# [EXERCISE DIRECTIONS]
Find and return each line containing "JSON".

Figure contents as structured data
+ + + + + + +

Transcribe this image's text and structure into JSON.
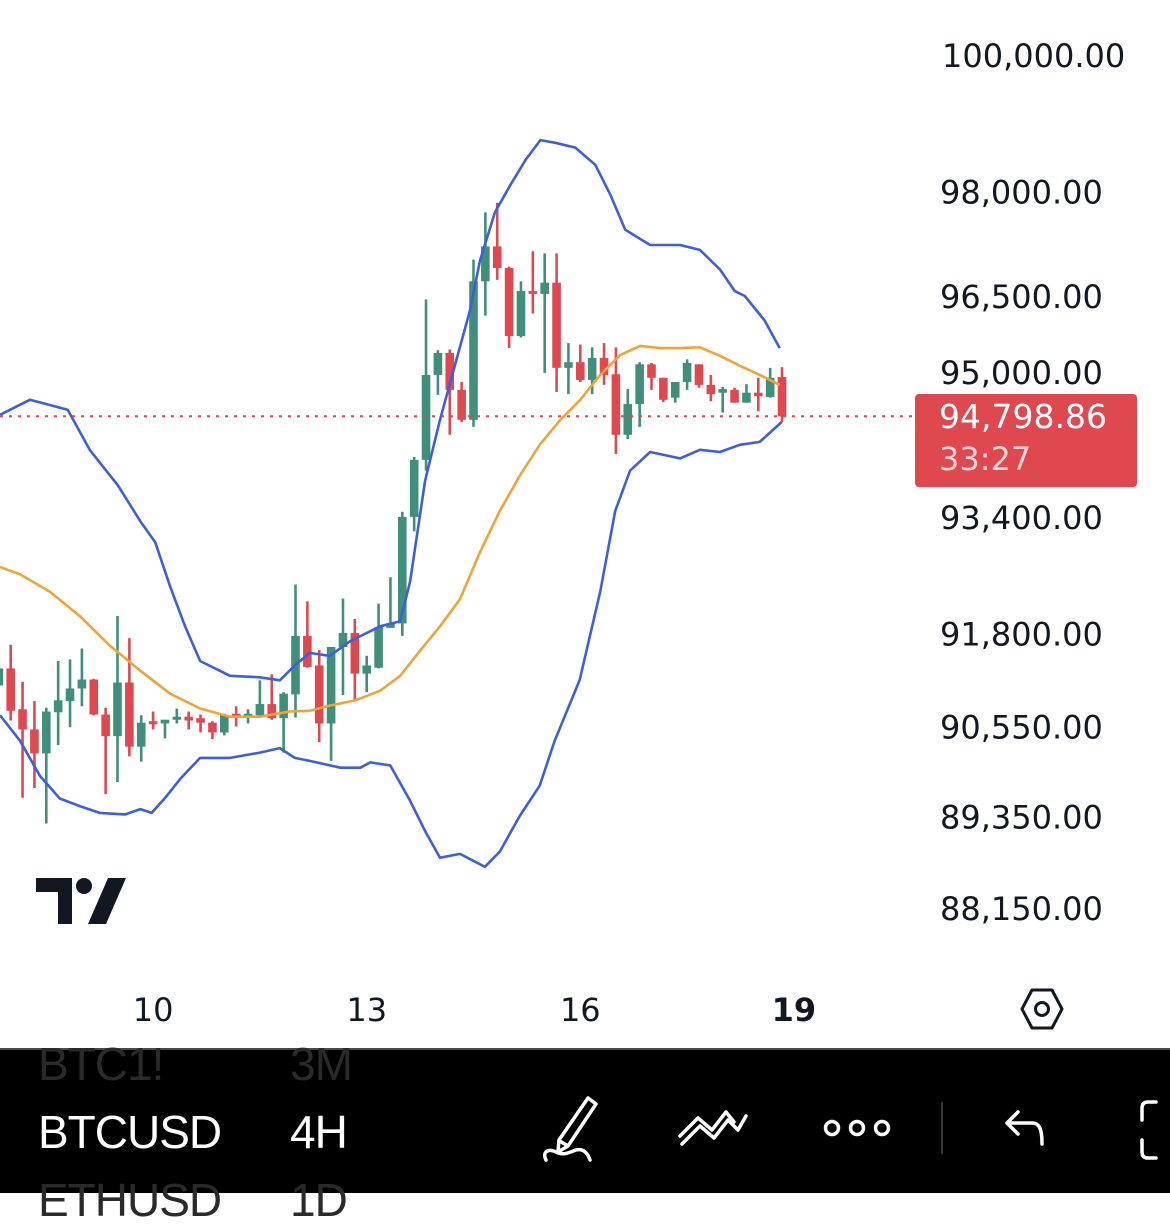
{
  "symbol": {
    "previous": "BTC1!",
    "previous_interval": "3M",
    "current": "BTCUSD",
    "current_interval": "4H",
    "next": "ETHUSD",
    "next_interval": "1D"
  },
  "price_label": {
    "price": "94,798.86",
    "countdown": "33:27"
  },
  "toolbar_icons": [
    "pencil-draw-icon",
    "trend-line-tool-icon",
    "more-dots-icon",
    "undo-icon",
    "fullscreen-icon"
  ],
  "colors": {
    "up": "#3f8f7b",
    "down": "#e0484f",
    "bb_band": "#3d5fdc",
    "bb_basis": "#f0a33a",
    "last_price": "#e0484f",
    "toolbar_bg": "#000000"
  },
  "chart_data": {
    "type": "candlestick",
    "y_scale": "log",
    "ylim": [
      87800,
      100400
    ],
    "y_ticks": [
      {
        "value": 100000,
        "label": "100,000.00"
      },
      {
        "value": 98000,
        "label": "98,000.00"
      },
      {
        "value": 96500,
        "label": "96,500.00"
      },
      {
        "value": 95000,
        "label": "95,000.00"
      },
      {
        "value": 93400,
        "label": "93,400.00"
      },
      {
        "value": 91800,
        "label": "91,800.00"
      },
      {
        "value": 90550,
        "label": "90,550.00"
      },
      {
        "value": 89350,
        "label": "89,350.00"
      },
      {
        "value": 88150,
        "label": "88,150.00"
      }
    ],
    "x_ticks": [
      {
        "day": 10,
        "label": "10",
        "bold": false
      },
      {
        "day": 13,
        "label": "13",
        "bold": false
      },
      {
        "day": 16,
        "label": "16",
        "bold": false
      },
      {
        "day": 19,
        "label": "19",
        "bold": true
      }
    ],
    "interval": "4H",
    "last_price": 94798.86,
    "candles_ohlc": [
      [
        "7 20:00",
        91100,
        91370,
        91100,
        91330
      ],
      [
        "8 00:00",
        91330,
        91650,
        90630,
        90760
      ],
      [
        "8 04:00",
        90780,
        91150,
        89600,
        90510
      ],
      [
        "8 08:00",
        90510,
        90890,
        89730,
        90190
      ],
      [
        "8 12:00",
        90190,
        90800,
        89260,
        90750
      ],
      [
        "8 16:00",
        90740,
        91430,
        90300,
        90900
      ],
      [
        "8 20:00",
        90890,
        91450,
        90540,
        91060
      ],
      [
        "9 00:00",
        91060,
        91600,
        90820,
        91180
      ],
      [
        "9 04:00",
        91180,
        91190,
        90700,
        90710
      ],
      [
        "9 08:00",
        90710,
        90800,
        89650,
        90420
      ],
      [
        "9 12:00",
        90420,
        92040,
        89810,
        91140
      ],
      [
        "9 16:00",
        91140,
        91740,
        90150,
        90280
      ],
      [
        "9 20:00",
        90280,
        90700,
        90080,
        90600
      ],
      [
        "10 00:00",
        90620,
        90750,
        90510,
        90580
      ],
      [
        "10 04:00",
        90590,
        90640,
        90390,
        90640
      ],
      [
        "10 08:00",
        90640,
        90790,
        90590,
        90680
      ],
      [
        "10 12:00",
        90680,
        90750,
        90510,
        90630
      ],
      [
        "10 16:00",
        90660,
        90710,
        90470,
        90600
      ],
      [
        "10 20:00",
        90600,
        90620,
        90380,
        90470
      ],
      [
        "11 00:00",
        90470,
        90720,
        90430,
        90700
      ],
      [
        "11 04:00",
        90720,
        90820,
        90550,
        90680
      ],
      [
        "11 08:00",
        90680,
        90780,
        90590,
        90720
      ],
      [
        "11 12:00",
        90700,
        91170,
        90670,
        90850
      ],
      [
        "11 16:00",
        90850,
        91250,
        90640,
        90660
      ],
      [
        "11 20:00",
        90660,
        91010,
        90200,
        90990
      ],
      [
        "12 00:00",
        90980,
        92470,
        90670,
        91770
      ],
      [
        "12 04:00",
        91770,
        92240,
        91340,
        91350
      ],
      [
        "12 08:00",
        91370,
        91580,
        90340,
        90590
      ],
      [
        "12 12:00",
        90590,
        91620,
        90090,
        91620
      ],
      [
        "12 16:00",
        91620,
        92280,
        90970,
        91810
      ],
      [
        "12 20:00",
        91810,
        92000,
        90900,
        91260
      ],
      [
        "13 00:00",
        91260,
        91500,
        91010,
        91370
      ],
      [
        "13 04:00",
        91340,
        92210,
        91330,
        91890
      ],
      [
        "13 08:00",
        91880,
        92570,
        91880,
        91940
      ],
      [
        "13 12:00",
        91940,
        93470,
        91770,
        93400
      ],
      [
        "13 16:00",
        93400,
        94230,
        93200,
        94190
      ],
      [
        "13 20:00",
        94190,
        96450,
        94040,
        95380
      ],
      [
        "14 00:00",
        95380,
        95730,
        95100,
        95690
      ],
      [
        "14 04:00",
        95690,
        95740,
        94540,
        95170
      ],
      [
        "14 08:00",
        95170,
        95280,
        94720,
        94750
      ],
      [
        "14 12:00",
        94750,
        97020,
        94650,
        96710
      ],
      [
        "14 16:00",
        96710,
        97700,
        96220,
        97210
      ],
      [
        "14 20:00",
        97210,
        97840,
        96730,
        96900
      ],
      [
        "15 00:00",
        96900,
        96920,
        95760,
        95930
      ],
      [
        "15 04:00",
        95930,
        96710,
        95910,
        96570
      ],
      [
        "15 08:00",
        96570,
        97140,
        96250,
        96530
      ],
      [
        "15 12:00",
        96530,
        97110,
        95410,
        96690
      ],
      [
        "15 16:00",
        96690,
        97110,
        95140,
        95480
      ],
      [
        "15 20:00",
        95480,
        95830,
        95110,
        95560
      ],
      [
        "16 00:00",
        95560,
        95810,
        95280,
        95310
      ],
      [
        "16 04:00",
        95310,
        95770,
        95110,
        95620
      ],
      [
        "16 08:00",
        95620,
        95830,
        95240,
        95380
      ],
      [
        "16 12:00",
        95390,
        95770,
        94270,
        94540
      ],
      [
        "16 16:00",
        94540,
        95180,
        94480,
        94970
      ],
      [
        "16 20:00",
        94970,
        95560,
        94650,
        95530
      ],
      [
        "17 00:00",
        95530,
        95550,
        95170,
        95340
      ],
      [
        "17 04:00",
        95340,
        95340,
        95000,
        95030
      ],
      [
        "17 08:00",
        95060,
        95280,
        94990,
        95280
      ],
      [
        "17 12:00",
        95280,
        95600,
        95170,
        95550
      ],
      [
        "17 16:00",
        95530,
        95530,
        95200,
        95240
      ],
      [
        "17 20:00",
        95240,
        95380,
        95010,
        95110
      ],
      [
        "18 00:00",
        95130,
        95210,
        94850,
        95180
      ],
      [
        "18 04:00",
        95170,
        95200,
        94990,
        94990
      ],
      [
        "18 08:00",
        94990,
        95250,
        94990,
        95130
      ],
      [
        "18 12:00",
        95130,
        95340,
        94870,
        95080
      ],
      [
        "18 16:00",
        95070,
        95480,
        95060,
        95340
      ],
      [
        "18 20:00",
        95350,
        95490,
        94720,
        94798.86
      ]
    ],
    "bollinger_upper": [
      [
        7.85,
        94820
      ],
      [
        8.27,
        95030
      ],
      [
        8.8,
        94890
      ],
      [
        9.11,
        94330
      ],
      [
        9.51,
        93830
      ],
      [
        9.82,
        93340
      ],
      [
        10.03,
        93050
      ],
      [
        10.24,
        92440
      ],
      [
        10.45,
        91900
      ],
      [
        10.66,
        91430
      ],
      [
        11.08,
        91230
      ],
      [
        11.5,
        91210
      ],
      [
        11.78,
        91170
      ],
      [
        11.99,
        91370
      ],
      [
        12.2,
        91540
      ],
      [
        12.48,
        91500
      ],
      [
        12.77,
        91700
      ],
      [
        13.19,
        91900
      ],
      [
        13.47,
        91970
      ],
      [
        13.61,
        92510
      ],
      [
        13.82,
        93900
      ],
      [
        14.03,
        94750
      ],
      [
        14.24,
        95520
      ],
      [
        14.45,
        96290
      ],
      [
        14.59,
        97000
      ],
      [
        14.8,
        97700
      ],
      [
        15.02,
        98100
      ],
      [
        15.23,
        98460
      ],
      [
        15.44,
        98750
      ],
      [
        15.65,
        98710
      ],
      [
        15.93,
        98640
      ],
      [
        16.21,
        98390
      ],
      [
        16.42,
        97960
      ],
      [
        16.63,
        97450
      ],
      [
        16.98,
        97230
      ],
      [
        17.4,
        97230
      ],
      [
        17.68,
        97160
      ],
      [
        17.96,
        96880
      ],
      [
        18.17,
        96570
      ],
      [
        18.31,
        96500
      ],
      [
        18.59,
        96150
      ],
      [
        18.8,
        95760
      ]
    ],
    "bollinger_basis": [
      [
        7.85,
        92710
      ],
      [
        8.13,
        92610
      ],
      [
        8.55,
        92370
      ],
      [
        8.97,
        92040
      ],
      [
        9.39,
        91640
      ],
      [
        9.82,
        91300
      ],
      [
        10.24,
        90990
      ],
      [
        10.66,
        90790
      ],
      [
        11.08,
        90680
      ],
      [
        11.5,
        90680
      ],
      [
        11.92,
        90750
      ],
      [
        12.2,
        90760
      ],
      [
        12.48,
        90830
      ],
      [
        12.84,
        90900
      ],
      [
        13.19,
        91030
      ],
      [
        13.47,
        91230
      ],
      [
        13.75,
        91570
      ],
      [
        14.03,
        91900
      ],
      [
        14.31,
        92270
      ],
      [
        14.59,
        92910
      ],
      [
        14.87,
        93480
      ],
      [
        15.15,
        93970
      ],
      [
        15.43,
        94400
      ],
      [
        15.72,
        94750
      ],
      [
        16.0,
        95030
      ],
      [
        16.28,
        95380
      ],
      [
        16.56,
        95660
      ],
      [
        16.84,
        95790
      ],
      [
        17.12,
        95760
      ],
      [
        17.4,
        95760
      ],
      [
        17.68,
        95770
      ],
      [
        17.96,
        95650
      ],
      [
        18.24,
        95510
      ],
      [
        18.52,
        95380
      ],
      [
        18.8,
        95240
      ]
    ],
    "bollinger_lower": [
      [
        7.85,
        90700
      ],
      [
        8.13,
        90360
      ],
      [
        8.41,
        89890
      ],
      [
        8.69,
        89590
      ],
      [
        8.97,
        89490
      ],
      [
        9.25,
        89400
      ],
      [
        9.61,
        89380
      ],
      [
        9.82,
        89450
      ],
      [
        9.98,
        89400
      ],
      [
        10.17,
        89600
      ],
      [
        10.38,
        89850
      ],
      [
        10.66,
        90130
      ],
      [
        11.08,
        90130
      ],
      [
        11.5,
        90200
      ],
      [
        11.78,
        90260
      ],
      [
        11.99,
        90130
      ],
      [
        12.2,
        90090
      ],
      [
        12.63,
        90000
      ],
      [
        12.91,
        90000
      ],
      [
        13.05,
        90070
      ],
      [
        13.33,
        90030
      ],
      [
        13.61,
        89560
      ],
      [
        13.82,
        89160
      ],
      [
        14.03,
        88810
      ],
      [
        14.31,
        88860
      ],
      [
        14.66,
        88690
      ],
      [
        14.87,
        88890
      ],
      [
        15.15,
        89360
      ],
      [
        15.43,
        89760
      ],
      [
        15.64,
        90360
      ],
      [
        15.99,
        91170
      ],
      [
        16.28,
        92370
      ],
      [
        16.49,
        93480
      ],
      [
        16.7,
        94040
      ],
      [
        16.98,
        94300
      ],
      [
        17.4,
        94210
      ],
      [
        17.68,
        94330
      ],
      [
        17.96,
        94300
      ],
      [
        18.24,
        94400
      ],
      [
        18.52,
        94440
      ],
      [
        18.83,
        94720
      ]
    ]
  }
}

+ + + + + + +

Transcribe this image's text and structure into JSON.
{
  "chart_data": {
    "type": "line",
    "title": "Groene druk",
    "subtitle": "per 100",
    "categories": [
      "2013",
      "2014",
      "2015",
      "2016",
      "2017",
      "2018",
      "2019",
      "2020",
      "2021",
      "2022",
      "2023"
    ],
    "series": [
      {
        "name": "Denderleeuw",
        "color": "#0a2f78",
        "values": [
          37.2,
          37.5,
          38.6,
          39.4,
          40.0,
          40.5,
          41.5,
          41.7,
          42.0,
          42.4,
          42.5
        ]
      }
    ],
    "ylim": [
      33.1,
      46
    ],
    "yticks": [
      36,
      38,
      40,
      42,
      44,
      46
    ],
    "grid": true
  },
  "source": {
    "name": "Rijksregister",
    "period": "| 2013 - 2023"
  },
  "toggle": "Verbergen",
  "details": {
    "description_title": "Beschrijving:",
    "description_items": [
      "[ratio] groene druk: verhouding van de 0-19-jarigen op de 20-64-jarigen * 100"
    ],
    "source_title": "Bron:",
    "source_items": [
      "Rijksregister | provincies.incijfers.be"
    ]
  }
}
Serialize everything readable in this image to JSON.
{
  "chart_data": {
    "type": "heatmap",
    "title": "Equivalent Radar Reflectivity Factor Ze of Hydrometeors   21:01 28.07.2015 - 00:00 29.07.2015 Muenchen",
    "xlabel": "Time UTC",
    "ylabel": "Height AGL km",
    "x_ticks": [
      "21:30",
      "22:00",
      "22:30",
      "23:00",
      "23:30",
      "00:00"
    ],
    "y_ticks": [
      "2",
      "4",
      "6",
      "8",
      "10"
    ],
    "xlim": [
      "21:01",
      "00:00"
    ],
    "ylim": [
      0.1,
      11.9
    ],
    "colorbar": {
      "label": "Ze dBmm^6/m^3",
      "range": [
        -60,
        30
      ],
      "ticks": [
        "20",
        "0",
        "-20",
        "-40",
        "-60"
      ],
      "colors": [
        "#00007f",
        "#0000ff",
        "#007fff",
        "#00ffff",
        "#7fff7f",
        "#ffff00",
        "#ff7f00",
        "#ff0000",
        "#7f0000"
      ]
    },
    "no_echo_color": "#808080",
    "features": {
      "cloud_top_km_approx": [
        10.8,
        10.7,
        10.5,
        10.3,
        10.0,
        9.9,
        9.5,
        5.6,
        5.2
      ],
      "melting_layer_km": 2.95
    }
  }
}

+ + + + + + +

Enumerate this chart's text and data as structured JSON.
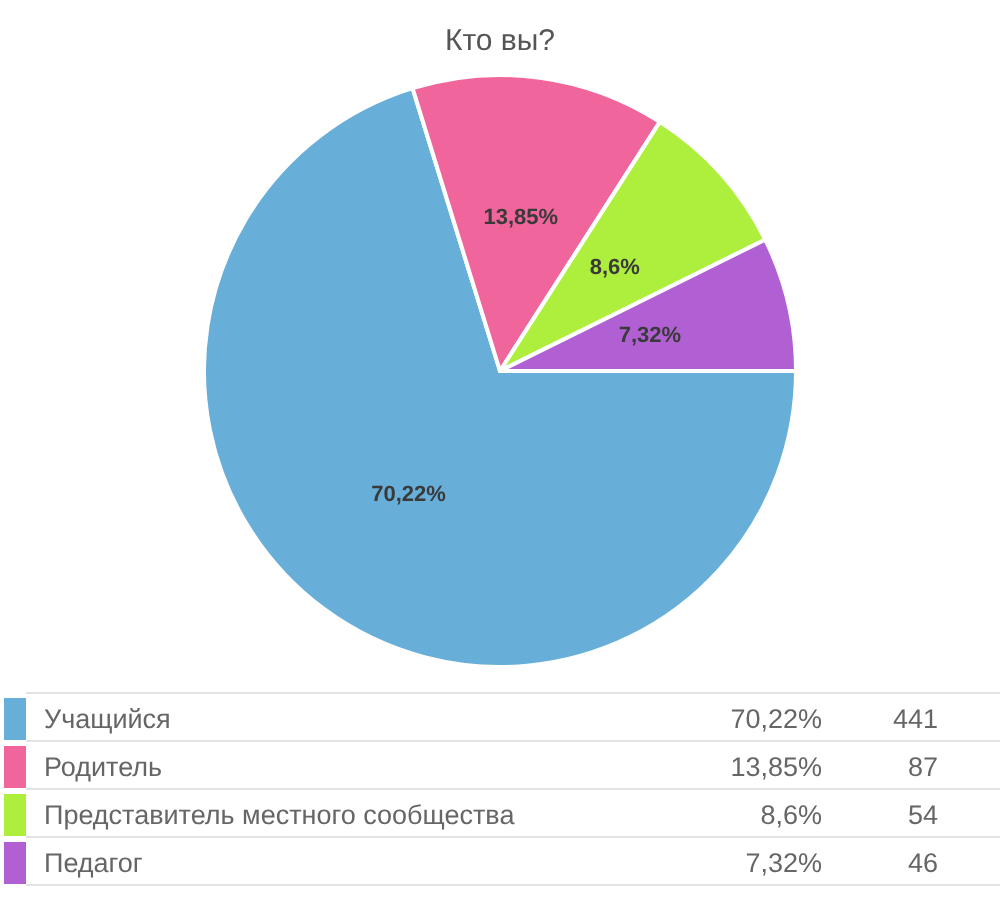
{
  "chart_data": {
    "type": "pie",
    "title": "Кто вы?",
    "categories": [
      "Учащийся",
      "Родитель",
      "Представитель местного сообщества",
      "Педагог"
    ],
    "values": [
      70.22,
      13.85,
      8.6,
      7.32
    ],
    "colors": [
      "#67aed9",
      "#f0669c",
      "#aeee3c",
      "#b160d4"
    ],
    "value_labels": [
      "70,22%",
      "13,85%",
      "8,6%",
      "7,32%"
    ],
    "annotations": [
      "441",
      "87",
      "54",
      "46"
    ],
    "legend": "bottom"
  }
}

+ + + + + + +

# [WRITTEN ANSWER]
Transcribe this image's text and structure into JSON.
Transcribe this image's text and structure into JSON.
Serialize everything readable in this image to JSON.
Enumerate this chart's text and data as structured JSON.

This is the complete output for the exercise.